Short problem - Check each line of the listing, and copy it if it contains the word "cplusplus".

Entries -
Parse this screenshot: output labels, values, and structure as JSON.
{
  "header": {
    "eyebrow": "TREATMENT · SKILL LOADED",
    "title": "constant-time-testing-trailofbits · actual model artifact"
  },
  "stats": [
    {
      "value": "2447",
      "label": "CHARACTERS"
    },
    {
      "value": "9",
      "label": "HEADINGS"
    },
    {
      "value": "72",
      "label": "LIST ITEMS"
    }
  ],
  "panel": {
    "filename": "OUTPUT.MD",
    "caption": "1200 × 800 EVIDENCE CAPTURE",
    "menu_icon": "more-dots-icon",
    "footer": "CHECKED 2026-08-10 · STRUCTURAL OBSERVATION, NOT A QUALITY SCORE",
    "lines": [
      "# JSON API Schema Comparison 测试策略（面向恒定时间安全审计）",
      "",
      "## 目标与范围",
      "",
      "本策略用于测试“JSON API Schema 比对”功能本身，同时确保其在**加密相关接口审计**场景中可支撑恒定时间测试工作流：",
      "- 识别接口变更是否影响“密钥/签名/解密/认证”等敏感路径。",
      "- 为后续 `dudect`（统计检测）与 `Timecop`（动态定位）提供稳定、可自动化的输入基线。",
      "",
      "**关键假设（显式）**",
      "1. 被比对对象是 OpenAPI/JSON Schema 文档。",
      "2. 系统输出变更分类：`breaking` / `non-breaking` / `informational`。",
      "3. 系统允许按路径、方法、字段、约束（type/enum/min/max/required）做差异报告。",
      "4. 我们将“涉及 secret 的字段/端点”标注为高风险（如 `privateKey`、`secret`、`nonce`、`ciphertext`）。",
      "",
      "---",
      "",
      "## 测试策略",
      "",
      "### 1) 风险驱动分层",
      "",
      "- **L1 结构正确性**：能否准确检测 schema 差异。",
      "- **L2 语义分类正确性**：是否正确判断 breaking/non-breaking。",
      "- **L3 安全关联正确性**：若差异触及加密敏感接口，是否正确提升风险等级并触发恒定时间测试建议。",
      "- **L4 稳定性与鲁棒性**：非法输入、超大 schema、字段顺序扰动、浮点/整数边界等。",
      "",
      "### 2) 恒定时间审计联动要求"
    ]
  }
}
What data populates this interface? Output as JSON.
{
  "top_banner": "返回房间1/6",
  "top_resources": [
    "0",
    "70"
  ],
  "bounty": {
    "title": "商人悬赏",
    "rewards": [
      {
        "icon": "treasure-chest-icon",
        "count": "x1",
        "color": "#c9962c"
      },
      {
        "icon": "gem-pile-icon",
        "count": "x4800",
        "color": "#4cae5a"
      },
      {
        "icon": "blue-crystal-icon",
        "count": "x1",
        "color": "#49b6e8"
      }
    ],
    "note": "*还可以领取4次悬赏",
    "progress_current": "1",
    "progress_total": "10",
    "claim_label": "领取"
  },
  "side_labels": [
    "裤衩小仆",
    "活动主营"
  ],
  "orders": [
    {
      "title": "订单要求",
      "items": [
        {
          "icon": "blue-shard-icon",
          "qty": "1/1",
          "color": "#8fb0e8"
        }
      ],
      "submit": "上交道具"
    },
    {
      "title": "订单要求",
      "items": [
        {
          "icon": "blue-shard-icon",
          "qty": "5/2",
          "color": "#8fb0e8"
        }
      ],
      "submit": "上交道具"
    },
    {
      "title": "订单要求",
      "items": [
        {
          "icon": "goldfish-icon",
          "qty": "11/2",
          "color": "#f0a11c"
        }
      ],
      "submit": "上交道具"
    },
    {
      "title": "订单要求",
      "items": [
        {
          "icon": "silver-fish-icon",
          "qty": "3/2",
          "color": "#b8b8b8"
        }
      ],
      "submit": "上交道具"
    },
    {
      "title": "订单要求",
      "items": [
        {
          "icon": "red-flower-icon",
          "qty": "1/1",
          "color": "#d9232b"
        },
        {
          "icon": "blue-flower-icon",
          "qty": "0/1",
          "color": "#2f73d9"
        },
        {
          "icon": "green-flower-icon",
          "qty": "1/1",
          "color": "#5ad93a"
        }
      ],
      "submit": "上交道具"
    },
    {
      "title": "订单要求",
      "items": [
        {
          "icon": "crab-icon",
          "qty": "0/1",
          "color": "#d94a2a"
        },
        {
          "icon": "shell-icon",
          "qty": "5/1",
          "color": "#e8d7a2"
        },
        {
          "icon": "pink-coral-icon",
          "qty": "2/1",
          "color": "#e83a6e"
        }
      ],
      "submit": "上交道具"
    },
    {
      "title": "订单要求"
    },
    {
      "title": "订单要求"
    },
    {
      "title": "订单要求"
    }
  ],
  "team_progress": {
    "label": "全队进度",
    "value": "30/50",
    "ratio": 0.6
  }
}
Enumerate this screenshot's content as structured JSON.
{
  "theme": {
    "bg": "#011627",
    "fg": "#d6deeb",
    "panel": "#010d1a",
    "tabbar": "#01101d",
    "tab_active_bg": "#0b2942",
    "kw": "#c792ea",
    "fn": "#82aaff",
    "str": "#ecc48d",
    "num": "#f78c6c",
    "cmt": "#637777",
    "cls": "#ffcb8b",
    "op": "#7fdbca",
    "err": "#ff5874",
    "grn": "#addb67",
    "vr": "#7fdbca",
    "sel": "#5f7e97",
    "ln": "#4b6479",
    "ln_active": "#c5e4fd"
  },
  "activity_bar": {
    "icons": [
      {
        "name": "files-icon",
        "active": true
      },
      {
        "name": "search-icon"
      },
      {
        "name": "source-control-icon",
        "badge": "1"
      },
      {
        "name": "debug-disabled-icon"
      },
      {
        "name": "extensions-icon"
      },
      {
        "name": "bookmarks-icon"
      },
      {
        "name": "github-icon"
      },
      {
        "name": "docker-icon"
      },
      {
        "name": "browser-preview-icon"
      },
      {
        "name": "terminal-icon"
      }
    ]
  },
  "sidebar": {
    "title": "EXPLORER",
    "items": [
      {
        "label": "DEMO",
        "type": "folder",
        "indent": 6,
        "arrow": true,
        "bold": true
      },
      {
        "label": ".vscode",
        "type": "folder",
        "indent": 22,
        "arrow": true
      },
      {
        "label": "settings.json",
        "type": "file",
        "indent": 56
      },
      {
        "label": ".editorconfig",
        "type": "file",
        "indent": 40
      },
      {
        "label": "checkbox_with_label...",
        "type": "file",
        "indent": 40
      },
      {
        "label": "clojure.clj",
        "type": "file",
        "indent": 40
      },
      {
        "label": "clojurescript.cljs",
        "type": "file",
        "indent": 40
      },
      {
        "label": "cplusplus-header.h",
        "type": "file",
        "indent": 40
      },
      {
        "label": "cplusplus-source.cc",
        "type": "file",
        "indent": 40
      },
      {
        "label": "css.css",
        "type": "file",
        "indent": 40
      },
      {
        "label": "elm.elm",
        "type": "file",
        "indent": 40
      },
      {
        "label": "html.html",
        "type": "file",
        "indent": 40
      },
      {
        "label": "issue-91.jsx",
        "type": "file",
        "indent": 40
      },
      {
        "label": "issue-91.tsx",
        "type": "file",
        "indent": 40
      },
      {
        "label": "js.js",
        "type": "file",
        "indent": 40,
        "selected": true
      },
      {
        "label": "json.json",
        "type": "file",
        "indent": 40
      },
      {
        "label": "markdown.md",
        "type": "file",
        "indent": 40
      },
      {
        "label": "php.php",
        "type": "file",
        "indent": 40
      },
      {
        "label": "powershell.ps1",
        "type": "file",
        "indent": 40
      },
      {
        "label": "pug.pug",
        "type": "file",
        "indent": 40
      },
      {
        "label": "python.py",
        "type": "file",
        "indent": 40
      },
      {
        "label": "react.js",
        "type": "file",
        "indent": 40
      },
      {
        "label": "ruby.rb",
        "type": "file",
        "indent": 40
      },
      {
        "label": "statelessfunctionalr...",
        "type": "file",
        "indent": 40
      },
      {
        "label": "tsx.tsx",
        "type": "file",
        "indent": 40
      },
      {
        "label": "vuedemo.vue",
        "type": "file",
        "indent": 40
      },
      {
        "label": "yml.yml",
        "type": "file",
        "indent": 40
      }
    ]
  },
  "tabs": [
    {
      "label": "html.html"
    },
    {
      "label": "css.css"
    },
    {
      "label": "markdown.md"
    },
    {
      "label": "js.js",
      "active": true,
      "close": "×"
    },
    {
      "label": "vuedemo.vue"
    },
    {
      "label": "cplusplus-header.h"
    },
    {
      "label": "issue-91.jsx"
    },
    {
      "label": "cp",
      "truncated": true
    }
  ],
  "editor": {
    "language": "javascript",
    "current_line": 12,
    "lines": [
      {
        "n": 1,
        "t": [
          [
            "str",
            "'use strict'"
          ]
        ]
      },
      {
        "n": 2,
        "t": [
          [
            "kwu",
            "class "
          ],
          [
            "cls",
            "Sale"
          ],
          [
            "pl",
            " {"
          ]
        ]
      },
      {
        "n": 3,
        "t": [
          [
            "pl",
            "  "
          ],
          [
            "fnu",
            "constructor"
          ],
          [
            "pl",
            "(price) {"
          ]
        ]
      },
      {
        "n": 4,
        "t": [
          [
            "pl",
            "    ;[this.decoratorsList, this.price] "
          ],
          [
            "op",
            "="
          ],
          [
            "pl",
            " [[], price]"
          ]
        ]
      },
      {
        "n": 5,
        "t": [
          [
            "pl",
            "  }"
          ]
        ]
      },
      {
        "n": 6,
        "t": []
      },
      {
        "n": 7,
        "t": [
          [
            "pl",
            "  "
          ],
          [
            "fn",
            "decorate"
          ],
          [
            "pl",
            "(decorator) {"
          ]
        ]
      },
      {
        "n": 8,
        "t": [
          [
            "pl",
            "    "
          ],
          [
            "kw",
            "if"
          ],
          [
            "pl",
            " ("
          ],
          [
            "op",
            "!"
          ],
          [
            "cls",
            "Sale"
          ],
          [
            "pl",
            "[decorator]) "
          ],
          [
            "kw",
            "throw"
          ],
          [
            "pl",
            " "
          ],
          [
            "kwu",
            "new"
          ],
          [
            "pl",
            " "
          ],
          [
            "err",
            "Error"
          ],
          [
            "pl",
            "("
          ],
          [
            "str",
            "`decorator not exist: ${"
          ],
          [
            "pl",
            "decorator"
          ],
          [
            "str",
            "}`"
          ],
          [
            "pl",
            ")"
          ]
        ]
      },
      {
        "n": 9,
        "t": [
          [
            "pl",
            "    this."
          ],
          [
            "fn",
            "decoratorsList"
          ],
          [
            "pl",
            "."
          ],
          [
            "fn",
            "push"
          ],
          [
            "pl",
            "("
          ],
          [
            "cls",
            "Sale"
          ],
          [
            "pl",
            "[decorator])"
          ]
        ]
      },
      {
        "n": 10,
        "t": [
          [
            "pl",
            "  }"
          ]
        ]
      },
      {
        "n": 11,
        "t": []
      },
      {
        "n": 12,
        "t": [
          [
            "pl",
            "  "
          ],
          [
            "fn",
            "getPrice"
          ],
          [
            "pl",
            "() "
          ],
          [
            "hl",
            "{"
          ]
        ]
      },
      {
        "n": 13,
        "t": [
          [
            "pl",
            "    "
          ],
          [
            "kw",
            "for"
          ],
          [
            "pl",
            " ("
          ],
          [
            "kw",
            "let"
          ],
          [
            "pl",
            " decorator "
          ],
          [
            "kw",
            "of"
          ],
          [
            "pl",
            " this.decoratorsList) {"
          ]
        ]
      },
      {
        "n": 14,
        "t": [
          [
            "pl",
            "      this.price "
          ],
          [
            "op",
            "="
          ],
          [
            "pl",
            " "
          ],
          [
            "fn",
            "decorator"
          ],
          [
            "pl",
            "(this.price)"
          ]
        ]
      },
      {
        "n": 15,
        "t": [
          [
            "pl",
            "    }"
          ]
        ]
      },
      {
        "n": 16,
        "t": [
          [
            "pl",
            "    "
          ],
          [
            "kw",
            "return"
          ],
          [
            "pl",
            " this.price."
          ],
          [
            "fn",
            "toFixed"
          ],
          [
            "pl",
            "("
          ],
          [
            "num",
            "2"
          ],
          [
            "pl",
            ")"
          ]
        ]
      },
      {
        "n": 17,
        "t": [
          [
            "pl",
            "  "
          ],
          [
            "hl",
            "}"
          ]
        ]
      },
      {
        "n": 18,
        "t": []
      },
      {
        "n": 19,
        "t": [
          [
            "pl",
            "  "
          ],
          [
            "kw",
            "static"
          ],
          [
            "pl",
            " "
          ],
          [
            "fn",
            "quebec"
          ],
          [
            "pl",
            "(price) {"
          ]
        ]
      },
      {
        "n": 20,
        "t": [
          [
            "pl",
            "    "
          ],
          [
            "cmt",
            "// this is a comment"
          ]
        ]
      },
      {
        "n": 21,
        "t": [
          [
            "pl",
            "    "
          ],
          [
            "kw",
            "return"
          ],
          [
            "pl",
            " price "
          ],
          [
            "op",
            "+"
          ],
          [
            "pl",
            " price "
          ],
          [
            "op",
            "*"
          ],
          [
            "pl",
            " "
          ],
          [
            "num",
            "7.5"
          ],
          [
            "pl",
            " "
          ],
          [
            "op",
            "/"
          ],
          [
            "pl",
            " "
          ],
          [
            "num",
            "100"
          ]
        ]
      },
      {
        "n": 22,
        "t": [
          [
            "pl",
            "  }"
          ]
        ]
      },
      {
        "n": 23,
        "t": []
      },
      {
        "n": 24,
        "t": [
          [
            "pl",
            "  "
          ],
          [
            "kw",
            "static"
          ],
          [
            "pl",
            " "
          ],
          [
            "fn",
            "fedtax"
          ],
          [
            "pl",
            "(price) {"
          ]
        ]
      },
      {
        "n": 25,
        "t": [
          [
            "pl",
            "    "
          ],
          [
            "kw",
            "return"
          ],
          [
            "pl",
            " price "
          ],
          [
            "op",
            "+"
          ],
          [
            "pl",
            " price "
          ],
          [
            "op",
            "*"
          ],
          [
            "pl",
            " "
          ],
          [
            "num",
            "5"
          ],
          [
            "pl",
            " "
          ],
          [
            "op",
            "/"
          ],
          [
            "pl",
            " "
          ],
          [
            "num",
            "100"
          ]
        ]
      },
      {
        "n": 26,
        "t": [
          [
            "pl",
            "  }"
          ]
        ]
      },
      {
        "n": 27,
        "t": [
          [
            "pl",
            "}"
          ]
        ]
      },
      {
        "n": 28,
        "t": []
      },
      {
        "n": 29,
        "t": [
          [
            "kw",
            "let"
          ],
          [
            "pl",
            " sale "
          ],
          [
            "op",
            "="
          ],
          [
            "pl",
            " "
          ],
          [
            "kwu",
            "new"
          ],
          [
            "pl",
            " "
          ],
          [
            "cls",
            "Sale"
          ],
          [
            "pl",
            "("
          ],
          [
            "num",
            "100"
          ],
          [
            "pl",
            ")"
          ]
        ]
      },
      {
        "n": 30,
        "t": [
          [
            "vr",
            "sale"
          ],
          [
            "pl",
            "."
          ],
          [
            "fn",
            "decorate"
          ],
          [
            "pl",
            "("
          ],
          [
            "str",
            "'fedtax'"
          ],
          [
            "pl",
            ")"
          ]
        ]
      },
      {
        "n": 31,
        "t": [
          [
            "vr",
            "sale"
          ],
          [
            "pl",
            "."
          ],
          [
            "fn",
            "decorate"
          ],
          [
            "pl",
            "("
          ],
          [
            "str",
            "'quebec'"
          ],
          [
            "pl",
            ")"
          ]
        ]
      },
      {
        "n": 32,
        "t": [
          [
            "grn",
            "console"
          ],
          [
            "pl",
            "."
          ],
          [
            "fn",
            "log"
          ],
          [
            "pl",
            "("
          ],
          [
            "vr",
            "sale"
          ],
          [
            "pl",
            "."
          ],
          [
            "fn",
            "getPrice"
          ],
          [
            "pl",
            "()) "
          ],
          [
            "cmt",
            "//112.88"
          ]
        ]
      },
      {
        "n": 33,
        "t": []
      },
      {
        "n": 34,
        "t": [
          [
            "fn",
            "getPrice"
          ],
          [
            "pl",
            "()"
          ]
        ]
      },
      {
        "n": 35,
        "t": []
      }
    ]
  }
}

Correct answer -
        "label": "cplusplus-header.h",
        "label": "cplusplus-source.cc",
      "label": "cplusplus-header.h"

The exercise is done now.